WHAT IS REQUIRED: Your task is to reproduce the material exactly.

[Dataset rows]
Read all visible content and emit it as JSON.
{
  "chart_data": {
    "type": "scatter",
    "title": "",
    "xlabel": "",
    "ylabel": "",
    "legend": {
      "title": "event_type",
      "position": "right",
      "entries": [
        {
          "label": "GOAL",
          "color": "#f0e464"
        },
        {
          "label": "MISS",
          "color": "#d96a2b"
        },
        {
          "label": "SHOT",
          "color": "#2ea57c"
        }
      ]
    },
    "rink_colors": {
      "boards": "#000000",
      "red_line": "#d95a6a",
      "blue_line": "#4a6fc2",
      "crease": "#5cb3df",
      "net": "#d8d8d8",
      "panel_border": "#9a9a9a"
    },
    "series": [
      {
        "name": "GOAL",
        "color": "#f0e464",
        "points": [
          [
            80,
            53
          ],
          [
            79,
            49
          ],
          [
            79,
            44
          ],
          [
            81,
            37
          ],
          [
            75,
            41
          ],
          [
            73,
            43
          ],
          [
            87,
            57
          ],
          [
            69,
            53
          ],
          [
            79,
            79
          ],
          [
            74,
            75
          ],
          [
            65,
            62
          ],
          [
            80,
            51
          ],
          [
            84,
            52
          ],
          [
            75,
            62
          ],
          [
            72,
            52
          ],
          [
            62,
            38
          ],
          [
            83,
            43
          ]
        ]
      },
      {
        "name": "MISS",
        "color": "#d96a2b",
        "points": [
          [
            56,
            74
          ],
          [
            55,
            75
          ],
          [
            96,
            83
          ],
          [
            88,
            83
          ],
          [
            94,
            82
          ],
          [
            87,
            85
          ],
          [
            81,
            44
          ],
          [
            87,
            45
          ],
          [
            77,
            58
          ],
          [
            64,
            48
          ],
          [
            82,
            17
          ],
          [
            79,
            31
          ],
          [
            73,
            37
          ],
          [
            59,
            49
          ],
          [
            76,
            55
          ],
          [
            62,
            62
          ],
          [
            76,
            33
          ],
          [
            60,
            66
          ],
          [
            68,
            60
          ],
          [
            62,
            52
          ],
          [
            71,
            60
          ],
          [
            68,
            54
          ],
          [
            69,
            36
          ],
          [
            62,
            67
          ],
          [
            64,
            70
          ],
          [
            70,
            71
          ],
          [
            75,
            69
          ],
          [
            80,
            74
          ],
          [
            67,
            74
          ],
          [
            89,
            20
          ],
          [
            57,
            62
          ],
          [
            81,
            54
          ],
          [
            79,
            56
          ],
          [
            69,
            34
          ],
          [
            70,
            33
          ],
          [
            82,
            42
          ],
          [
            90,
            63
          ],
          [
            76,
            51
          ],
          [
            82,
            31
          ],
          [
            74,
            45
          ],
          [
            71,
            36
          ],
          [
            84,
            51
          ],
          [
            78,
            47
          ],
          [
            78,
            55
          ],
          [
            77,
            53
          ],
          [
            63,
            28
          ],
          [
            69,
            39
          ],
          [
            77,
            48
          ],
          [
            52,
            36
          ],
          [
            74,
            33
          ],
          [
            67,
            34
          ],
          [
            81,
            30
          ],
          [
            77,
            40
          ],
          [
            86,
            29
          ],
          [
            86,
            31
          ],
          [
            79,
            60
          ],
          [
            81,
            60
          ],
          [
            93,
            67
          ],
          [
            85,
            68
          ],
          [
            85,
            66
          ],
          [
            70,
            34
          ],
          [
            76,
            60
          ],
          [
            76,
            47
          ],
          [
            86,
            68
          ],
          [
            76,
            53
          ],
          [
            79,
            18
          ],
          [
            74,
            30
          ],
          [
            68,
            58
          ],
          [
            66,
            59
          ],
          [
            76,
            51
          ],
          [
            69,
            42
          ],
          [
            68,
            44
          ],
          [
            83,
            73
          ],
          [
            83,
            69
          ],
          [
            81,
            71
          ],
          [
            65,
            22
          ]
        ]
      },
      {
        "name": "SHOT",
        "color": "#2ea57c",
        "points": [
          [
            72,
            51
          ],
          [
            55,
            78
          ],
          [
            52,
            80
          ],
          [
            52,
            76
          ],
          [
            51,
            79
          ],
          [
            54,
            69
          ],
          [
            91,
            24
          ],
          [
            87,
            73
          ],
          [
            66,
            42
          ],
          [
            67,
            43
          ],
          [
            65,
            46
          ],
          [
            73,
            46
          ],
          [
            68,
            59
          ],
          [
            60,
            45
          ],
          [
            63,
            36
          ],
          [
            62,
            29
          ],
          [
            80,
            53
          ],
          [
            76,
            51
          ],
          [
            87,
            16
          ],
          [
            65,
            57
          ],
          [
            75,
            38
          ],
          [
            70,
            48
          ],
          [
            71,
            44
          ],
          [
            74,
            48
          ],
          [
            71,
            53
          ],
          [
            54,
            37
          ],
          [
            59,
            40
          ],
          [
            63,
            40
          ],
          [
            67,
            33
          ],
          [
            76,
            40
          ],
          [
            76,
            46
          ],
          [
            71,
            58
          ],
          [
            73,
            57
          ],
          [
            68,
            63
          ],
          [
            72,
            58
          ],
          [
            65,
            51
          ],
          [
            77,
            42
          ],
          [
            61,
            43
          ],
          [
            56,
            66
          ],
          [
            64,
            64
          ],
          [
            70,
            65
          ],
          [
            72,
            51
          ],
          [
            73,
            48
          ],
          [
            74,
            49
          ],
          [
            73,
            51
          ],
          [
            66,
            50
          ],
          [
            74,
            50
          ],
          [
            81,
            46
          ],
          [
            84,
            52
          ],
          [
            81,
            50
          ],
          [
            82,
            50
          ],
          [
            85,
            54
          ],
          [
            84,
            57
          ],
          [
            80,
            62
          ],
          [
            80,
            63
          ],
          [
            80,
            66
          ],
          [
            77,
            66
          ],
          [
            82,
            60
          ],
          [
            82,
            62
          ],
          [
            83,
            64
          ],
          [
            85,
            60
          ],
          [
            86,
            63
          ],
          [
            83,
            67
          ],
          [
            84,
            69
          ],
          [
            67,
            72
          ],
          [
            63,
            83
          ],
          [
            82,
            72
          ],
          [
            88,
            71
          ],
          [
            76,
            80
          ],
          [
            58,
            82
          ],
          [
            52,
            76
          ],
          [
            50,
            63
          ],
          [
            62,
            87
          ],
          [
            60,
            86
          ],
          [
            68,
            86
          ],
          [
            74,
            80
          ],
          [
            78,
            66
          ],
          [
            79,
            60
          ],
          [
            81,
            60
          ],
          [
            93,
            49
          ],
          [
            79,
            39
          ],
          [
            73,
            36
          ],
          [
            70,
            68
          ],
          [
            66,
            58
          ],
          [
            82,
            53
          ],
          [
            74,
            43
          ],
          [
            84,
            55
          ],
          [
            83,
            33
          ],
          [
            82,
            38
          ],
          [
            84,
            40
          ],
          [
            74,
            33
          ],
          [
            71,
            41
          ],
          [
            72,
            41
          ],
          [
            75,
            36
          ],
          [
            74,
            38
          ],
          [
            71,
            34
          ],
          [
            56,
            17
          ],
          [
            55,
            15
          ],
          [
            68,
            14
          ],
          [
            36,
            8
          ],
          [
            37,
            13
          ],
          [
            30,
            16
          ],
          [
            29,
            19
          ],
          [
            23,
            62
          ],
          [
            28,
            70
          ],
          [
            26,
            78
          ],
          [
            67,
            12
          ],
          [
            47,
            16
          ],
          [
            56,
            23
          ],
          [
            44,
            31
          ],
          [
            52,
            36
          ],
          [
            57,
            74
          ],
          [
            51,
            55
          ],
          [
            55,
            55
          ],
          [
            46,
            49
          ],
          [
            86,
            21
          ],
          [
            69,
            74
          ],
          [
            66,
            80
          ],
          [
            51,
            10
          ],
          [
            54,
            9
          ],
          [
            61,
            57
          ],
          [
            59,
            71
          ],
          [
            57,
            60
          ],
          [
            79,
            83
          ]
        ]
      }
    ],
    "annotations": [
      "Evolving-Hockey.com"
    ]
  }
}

RESULT FOR THIS EXERCISE:
Read all visible content and emit it as JSON.
{
  "chart_data": {
    "type": "scatter",
    "title": "",
    "xlabel": "",
    "ylabel": "",
    "legend": {
      "title": "event_type",
      "position": "right",
      "entries": [
        {
          "label": "GOAL",
          "color": "#f0e464"
        },
        {
          "label": "MISS",
          "color": "#d96a2b"
        },
        {
          "label": "SHOT",
          "color": "#2ea57c"
        }
      ]
    },
    "rink_colors": {
      "boards": "#000000",
      "red_line": "#d95a6a",
      "blue_line": "#4a6fc2",
      "crease": "#5cb3df",
      "net": "#d8d8d8",
      "panel_border": "#9a9a9a"
    },
    "series": [
      {
        "name": "GOAL",
        "color": "#f0e464",
        "points": [
          [
            80,
            53
          ],
          [
            79,
            49
          ],
          [
            79,
            44
          ],
          [
            81,
            37
          ],
          [
            75,
            41
          ],
          [
            73,
            43
          ],
          [
            87,
            57
          ],
          [
            69,
            53
          ],
          [
            79,
            79
          ],
          [
            74,
            75
          ],
          [
            65,
            62
          ],
          [
            80,
            51
          ],
          [
            84,
            52
          ],
          [
            75,
            62
          ],
          [
            72,
            52
          ],
          [
            62,
            38
          ],
          [
            83,
            43
          ]
        ]
      },
      {
        "name": "MISS",
        "color": "#d96a2b",
        "points": [
          [
            56,
            74
          ],
          [
            55,
            75
          ],
          [
            96,
            83
          ],
          [
            88,
            83
          ],
          [
            94,
            82
          ],
          [
            87,
            85
          ],
          [
            81,
            44
          ],
          [
            87,
            45
          ],
          [
            77,
            58
          ],
          [
            64,
            48
          ],
          [
            82,
            17
          ],
          [
            79,
            31
          ],
          [
            73,
            37
          ],
          [
            59,
            49
          ],
          [
            76,
            55
          ],
          [
            62,
            62
          ],
          [
            76,
            33
          ],
          [
            60,
            66
          ],
          [
            68,
            60
          ],
          [
            62,
            52
          ],
          [
            71,
            60
          ],
          [
            68,
            54
          ],
          [
            69,
            36
          ],
          [
            62,
            67
          ],
          [
            64,
            70
          ],
          [
            70,
            71
          ],
          [
            75,
            69
          ],
          [
            80,
            74
          ],
          [
            67,
            74
          ],
          [
            89,
            20
          ],
          [
            57,
            62
          ],
          [
            81,
            54
          ],
          [
            79,
            56
          ],
          [
            69,
            34
          ],
          [
            70,
            33
          ],
          [
            82,
            42
          ],
          [
            90,
            63
          ],
          [
            76,
            51
          ],
          [
            82,
            31
          ],
          [
            74,
            45
          ],
          [
            71,
            36
          ],
          [
            84,
            51
          ],
          [
            78,
            47
          ],
          [
            78,
            55
          ],
          [
            77,
            53
          ],
          [
            63,
            28
          ],
          [
            69,
            39
          ],
          [
            77,
            48
          ],
          [
            52,
            36
          ],
          [
            74,
            33
          ],
          [
            67,
            34
          ],
          [
            81,
            30
          ],
          [
            77,
            40
          ],
          [
            86,
            29
          ],
          [
            86,
            31
          ],
          [
            79,
            60
          ],
          [
            81,
            60
          ],
          [
            93,
            67
          ],
          [
            85,
            68
          ],
          [
            85,
            66
          ],
          [
            70,
            34
          ],
          [
            76,
            60
          ],
          [
            76,
            47
          ],
          [
            86,
            68
          ],
          [
            76,
            53
          ],
          [
            79,
            18
          ],
          [
            74,
            30
          ],
          [
            68,
            58
          ],
          [
            66,
            59
          ],
          [
            76,
            51
          ],
          [
            69,
            42
          ],
          [
            68,
            44
          ],
          [
            83,
            73
          ],
          [
            83,
            69
          ],
          [
            81,
            71
          ],
          [
            65,
            22
          ]
        ]
      },
      {
        "name": "SHOT",
        "color": "#2ea57c",
        "points": [
          [
            72,
            51
          ],
          [
            55,
            78
          ],
          [
            52,
            80
          ],
          [
            52,
            76
          ],
          [
            51,
            79
          ],
          [
            54,
            69
          ],
          [
            91,
            24
          ],
          [
            87,
            73
          ],
          [
            66,
            42
          ],
          [
            67,
            43
          ],
          [
            65,
            46
          ],
          [
            73,
            46
          ],
          [
            68,
            59
          ],
          [
            60,
            45
          ],
          [
            63,
            36
          ],
          [
            62,
            29
          ],
          [
            80,
            53
          ],
          [
            76,
            51
          ],
          [
            87,
            16
          ],
          [
            65,
            57
          ],
          [
            75,
            38
          ],
          [
            70,
            48
          ],
          [
            71,
            44
          ],
          [
            74,
            48
          ],
          [
            71,
            53
          ],
          [
            54,
            37
          ],
          [
            59,
            40
          ],
          [
            63,
            40
          ],
          [
            67,
            33
          ],
          [
            76,
            40
          ],
          [
            76,
            46
          ],
          [
            71,
            58
          ],
          [
            73,
            57
          ],
          [
            68,
            63
          ],
          [
            72,
            58
          ],
          [
            65,
            51
          ],
          [
            77,
            42
          ],
          [
            61,
            43
          ],
          [
            56,
            66
          ],
          [
            64,
            64
          ],
          [
            70,
            65
          ],
          [
            72,
            51
          ],
          [
            73,
            48
          ],
          [
            74,
            49
          ],
          [
            73,
            51
          ],
          [
            66,
            50
          ],
          [
            74,
            50
          ],
          [
            81,
            46
          ],
          [
            84,
            52
          ],
          [
            81,
            50
          ],
          [
            82,
            50
          ],
          [
            85,
            54
          ],
          [
            84,
            57
          ],
          [
            80,
            62
          ],
          [
            80,
            63
          ],
          [
            80,
            66
          ],
          [
            77,
            66
          ],
          [
            82,
            60
          ],
          [
            82,
            62
          ],
          [
            83,
            64
          ],
          [
            85,
            60
          ],
          [
            86,
            63
          ],
          [
            83,
            67
          ],
          [
            84,
            69
          ],
          [
            67,
            72
          ],
          [
            63,
            83
          ],
          [
            82,
            72
          ],
          [
            88,
            71
          ],
          [
            76,
            80
          ],
          [
            58,
            82
          ],
          [
            52,
            76
          ],
          [
            50,
            63
          ],
          [
            62,
            87
          ],
          [
            60,
            86
          ],
          [
            68,
            86
          ],
          [
            74,
            80
          ],
          [
            78,
            66
          ],
          [
            79,
            60
          ],
          [
            81,
            60
          ],
          [
            93,
            49
          ],
          [
            79,
            39
          ],
          [
            73,
            36
          ],
          [
            70,
            68
          ],
          [
            66,
            58
          ],
          [
            82,
            53
          ],
          [
            74,
            43
          ],
          [
            84,
            55
          ],
          [
            83,
            33
          ],
          [
            82,
            38
          ],
          [
            84,
            40
          ],
          [
            74,
            33
          ],
          [
            71,
            41
          ],
          [
            72,
            41
          ],
          [
            75,
            36
          ],
          [
            74,
            38
          ],
          [
            71,
            34
          ],
          [
            56,
            17
          ],
          [
            55,
            15
          ],
          [
            68,
            14
          ],
          [
            36,
            8
          ],
          [
            37,
            13
          ],
          [
            30,
            16
          ],
          [
            29,
            19
          ],
          [
            23,
            62
          ],
          [
            28,
            70
          ],
          [
            26,
            78
          ],
          [
            67,
            12
          ],
          [
            47,
            16
          ],
          [
            56,
            23
          ],
          [
            44,
            31
          ],
          [
            52,
            36
          ],
          [
            57,
            74
          ],
          [
            51,
            55
          ],
          [
            55,
            55
          ],
          [
            46,
            49
          ],
          [
            86,
            21
          ],
          [
            69,
            74
          ],
          [
            66,
            80
          ],
          [
            51,
            10
          ],
          [
            54,
            9
          ],
          [
            61,
            57
          ],
          [
            59,
            71
          ],
          [
            57,
            60
          ],
          [
            79,
            83
          ]
        ]
      }
    ],
    "annotations": [
      "Evolving-Hockey.com"
    ]
  }
}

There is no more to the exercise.